--- begin DATA PROVIDED ---

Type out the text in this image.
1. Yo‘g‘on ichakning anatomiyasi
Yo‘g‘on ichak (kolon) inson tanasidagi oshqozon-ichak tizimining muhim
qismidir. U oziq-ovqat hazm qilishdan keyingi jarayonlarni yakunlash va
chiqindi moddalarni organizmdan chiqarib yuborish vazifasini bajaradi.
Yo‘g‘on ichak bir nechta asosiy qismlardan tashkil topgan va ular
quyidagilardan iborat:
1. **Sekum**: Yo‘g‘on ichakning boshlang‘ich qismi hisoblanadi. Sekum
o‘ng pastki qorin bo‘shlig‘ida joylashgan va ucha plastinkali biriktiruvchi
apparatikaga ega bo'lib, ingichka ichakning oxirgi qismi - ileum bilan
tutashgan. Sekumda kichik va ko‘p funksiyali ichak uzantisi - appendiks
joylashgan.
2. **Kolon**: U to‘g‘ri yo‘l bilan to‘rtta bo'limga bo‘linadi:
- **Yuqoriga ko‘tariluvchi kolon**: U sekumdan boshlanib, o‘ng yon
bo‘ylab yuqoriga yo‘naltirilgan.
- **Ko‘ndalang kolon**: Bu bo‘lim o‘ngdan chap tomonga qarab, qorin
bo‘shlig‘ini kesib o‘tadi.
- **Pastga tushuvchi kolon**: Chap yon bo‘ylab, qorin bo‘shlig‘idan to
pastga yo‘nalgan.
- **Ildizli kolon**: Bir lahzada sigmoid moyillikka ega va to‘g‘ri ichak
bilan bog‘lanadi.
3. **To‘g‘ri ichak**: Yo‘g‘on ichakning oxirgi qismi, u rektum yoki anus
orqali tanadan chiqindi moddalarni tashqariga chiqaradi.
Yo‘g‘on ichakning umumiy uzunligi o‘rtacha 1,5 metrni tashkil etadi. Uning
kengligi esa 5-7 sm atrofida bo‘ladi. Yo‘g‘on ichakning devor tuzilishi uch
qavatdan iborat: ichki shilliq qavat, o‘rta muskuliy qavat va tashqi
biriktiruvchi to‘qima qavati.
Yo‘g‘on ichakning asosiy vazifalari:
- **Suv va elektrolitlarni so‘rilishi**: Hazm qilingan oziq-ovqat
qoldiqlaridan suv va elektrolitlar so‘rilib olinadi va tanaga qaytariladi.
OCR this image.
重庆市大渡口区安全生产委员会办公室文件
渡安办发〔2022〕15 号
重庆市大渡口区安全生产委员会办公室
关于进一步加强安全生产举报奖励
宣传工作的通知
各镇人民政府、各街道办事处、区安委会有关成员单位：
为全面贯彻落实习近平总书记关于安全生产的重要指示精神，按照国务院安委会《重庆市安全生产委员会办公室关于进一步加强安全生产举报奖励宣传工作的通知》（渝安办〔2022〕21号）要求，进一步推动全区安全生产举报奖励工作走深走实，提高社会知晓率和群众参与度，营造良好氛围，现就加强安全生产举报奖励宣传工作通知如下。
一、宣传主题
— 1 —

--- end DATA PROVIDED ---

• **REQUIREMENTS**
Check each line above for the string "asosiy" and show the ones that have it.

• **THE RESULT**
Yo‘g‘on ichak bir nechta asosiy qismlardan tashkil topgan va ular
Yo‘g‘on ichakning asosiy vazifalari:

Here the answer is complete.